• **Written problem**
Which lines contain the string "this"? Please list every one of them.

______

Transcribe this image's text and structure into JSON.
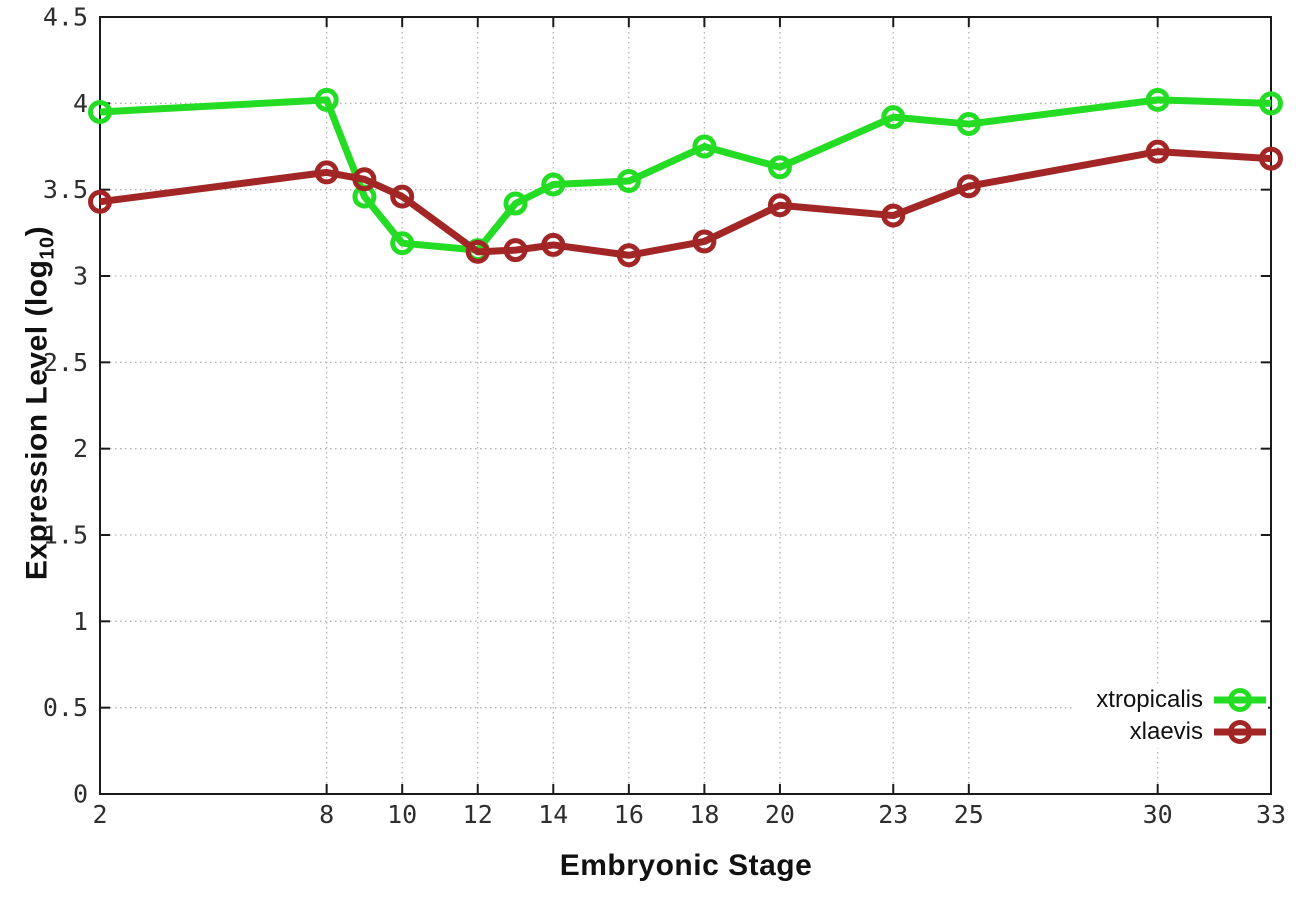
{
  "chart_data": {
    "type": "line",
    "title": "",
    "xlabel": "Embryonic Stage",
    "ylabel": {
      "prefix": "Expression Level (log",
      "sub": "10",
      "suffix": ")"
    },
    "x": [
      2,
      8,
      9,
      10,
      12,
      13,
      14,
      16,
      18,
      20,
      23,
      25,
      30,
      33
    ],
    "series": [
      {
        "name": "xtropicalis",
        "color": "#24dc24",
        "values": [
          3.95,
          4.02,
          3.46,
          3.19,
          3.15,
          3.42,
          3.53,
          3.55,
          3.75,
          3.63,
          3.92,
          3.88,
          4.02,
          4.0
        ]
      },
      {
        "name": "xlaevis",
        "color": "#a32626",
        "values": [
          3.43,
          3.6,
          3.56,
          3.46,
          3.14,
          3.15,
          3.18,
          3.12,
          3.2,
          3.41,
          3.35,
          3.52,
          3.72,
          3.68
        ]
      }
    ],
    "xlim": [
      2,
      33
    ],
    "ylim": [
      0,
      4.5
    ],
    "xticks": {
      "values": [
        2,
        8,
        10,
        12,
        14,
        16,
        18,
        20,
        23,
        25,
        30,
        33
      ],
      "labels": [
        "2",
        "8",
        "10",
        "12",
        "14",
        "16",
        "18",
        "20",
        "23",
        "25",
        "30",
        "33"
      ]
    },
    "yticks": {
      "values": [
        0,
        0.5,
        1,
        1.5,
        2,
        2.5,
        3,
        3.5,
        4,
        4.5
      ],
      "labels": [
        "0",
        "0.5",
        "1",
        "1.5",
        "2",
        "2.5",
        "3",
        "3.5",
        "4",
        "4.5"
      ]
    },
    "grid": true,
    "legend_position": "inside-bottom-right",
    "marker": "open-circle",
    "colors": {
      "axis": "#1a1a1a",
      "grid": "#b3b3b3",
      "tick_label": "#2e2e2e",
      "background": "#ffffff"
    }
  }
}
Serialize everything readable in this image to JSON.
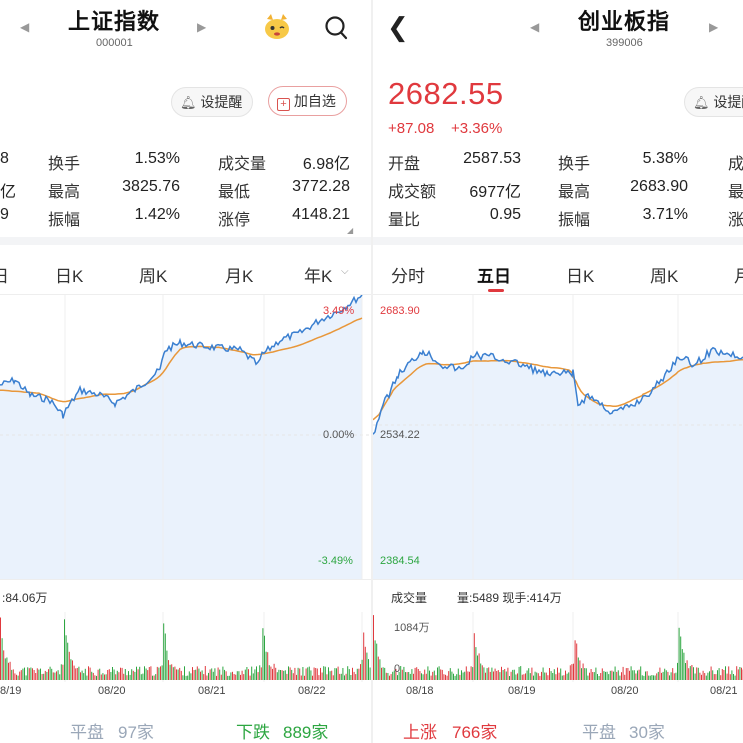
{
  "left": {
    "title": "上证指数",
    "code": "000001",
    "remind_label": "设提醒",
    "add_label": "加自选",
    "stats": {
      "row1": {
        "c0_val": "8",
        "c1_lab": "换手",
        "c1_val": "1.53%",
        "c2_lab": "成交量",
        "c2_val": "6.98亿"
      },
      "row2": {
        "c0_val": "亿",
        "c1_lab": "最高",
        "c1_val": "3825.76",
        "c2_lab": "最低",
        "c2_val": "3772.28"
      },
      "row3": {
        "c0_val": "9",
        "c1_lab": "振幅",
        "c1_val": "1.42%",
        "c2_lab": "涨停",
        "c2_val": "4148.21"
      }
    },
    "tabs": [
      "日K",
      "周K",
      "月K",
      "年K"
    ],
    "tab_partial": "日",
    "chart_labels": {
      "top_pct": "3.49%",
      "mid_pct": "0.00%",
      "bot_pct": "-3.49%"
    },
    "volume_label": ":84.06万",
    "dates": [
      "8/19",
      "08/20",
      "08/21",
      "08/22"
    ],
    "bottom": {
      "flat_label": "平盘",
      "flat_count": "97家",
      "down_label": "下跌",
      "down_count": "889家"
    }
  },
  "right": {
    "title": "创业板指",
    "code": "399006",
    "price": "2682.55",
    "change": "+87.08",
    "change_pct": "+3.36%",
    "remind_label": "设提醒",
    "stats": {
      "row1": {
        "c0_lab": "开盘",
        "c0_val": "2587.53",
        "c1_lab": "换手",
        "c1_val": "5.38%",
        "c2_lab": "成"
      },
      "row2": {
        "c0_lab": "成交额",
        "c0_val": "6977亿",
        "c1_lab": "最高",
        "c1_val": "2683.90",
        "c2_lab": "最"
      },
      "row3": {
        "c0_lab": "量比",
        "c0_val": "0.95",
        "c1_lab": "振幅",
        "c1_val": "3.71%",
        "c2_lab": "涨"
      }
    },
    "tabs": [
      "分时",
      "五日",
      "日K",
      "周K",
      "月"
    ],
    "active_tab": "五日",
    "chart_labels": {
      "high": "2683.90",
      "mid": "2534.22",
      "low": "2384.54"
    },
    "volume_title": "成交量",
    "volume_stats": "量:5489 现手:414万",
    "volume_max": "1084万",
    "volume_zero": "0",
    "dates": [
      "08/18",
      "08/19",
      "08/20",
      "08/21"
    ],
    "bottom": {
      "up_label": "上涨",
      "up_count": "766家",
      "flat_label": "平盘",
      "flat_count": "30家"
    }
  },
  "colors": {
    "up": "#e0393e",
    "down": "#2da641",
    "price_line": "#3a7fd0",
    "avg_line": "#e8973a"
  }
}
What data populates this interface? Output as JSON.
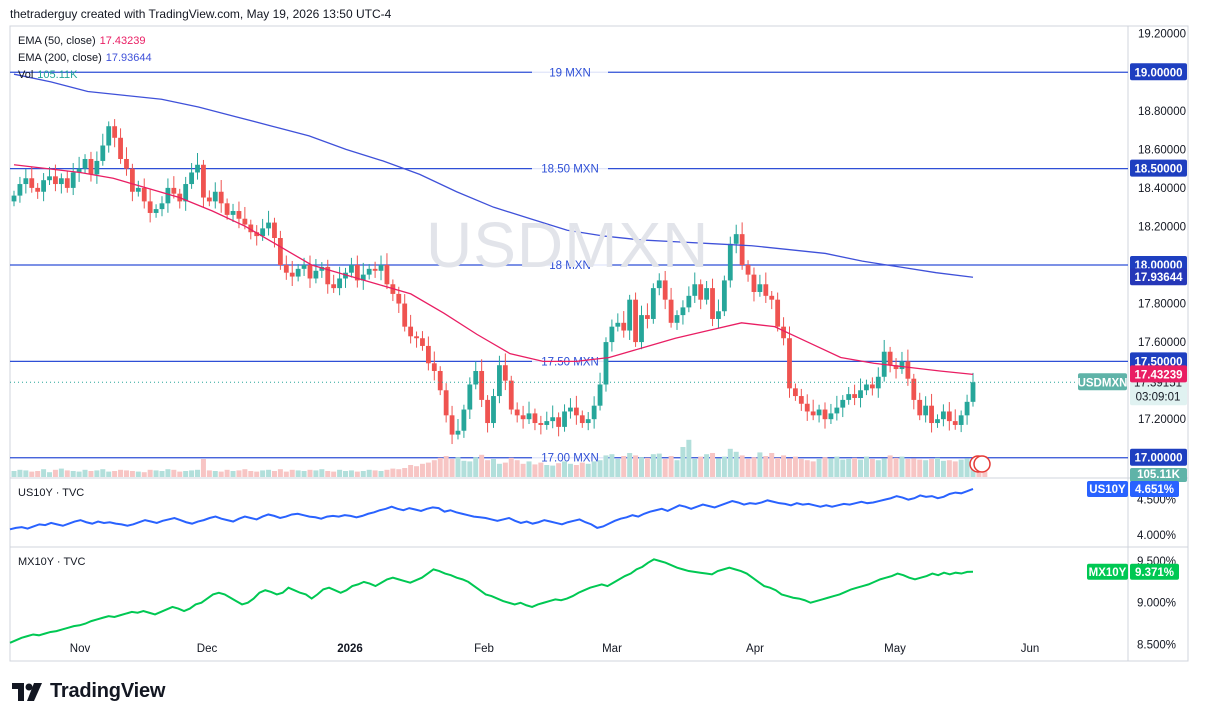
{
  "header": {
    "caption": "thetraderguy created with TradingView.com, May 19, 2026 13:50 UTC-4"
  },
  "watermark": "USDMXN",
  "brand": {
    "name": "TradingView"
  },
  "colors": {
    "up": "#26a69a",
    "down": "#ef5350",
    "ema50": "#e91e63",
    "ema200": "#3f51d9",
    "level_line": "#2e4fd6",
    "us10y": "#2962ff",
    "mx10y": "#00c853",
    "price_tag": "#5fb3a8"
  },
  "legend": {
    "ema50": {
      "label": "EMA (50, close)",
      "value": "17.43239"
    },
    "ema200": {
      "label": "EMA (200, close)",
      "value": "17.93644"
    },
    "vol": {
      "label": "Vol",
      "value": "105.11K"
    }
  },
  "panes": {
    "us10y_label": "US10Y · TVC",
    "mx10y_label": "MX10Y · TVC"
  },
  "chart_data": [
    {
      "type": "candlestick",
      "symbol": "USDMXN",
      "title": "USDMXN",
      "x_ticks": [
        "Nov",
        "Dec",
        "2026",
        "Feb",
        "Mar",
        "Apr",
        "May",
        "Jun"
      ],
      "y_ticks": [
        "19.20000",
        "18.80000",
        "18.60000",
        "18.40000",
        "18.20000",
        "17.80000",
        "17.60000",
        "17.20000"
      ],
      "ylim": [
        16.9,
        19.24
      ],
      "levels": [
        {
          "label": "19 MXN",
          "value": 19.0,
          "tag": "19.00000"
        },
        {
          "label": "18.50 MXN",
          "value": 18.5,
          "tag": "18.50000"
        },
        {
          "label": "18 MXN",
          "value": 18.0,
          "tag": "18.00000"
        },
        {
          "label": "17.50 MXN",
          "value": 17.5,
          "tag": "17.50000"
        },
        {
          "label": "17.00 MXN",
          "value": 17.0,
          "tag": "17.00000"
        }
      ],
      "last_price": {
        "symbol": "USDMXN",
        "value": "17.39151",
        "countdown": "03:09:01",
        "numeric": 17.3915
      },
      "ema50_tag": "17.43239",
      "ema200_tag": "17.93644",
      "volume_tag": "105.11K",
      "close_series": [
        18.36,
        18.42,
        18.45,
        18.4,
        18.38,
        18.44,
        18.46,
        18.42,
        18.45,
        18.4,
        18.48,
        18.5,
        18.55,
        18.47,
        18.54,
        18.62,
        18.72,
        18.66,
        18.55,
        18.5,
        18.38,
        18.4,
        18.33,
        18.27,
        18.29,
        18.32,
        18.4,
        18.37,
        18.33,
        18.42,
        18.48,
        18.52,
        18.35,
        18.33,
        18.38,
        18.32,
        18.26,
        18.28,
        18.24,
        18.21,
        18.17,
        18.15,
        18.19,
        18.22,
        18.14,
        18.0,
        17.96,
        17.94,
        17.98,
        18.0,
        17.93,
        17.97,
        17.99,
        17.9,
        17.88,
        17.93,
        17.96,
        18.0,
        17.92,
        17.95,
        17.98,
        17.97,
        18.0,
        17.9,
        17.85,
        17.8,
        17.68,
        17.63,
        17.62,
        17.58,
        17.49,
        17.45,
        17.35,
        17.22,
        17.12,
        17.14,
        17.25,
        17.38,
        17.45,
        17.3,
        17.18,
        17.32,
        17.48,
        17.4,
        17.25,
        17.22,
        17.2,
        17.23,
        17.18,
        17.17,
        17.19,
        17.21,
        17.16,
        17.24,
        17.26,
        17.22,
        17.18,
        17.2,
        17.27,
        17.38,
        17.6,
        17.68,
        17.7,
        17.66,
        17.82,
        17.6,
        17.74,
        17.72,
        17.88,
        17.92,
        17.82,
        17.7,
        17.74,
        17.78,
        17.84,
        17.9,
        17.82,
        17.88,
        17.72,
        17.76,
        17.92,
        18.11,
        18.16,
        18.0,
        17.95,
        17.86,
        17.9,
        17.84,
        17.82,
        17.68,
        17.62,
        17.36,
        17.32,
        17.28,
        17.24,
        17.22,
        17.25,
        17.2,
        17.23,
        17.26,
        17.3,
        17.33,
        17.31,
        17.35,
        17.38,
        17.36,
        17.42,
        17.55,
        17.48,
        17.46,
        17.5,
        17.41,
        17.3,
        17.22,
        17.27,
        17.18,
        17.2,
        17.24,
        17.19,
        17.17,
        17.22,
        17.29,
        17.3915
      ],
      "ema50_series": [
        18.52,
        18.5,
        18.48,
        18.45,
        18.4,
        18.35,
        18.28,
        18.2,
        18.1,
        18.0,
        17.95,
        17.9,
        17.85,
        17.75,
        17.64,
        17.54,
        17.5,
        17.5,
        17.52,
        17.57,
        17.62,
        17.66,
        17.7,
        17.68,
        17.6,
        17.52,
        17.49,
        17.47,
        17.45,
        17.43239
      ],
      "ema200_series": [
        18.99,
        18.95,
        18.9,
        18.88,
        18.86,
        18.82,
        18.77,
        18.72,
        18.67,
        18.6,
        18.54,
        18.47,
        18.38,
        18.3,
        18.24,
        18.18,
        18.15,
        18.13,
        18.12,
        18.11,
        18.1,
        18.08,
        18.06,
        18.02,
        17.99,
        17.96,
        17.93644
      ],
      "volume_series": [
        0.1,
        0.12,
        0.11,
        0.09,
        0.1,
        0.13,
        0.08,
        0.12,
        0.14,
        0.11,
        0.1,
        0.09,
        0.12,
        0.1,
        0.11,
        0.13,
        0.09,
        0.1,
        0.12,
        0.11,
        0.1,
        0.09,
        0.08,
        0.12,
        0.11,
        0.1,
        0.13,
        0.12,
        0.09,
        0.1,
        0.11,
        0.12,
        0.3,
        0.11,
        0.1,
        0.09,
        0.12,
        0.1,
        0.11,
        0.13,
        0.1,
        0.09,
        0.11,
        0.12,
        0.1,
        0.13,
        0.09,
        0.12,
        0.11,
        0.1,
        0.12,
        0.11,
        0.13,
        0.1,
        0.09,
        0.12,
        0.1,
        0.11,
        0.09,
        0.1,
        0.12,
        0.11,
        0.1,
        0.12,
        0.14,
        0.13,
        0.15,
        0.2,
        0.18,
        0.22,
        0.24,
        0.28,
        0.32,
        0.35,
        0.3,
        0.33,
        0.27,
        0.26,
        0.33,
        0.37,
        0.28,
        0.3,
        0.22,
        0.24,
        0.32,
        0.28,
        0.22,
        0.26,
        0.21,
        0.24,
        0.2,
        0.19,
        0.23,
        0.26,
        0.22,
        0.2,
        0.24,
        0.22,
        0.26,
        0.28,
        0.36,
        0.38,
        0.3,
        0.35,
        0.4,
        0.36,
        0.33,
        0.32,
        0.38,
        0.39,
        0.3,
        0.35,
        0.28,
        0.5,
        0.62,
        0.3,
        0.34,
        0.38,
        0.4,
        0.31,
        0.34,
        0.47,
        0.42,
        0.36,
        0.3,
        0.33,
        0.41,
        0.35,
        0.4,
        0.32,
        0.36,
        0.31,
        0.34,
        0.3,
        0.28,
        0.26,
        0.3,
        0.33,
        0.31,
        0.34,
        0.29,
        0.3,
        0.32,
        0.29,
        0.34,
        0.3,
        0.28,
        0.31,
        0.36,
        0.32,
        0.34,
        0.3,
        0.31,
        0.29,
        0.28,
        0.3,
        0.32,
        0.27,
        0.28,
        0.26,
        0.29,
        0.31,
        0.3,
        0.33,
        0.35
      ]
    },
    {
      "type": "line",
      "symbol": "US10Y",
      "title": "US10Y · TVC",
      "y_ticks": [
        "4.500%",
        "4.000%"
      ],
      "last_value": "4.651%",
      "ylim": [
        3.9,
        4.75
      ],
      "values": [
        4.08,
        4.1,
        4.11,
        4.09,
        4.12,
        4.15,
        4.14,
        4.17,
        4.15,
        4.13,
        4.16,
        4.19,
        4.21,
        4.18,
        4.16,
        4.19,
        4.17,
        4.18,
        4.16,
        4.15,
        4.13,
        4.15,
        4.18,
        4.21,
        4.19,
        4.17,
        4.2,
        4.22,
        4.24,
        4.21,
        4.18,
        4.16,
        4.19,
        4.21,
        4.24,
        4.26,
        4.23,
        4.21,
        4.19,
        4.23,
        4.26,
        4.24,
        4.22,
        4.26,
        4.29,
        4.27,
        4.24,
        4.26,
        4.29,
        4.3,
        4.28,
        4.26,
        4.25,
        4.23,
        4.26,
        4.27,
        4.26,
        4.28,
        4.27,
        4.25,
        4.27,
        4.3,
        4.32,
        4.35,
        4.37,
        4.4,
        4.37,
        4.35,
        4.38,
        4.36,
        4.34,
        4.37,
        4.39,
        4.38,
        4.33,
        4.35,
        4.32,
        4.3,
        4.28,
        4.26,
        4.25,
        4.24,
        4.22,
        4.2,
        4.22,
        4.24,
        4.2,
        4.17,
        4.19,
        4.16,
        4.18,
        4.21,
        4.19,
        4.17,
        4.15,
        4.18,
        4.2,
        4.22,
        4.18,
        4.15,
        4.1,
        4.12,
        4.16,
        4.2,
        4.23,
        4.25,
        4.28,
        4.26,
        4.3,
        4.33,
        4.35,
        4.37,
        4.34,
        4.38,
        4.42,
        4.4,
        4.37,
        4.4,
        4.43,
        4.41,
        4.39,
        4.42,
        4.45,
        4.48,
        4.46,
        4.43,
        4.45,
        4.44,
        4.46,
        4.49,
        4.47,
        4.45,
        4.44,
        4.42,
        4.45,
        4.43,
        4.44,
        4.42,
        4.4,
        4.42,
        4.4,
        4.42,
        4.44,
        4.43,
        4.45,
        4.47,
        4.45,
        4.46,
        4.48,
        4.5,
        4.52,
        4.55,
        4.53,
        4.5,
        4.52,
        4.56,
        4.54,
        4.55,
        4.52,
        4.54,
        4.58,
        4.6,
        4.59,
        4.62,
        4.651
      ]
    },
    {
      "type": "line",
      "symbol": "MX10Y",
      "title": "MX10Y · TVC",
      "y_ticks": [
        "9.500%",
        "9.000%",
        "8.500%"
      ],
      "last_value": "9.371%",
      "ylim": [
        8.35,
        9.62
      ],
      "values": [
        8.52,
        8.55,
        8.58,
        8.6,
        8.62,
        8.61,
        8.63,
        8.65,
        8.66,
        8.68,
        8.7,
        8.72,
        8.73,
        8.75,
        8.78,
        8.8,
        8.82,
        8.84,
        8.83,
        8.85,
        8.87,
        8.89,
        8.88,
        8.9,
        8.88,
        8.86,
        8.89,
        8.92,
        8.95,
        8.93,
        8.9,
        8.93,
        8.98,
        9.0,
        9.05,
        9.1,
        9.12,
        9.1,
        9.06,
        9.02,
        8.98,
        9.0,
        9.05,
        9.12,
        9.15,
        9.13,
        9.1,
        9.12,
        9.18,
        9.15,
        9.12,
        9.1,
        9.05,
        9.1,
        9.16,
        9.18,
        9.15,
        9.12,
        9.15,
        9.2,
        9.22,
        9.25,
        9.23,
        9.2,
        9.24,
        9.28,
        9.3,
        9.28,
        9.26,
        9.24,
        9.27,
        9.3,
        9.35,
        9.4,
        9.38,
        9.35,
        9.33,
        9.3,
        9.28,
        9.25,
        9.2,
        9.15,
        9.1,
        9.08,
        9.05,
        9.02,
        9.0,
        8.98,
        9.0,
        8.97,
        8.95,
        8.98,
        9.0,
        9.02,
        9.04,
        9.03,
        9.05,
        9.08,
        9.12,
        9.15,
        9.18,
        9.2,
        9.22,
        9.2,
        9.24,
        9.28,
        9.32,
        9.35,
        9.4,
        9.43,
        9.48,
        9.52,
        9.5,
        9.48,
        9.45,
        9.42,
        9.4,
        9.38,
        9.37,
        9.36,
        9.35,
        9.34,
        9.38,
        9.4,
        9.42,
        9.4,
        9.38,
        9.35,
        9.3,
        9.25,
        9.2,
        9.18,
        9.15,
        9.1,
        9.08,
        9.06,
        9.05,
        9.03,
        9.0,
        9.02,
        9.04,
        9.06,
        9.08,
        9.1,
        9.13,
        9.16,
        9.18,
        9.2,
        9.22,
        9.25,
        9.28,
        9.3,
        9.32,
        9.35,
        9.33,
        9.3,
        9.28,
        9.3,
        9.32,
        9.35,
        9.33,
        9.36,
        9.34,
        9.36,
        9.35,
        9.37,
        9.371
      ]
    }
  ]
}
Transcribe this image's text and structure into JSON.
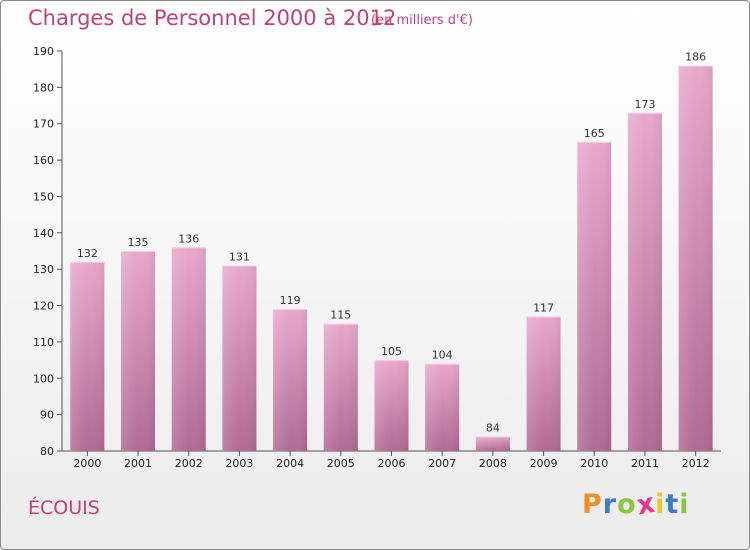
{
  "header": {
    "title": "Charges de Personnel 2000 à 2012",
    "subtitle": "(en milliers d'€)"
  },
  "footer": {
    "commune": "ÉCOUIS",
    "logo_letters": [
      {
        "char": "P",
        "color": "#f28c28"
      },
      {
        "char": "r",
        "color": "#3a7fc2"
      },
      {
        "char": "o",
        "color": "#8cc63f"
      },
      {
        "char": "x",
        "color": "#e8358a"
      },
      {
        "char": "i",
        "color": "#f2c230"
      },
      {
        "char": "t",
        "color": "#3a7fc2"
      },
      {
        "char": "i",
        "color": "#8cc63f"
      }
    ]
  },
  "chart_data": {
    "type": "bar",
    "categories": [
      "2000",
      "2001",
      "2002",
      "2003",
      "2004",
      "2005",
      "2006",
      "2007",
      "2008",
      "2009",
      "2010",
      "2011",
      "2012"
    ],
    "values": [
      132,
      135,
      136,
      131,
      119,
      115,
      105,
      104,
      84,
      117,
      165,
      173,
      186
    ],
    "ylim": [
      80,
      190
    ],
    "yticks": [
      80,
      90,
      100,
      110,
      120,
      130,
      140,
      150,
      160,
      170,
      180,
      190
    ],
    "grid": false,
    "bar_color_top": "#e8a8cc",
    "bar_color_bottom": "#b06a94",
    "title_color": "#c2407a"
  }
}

______

• **Written solution**
Transcribe this image's text and structure into JSON.
Serialize everything readable in this image to JSON.
What data populates this interface? Output as JSON.
Transcribe this image's text and structure into JSON.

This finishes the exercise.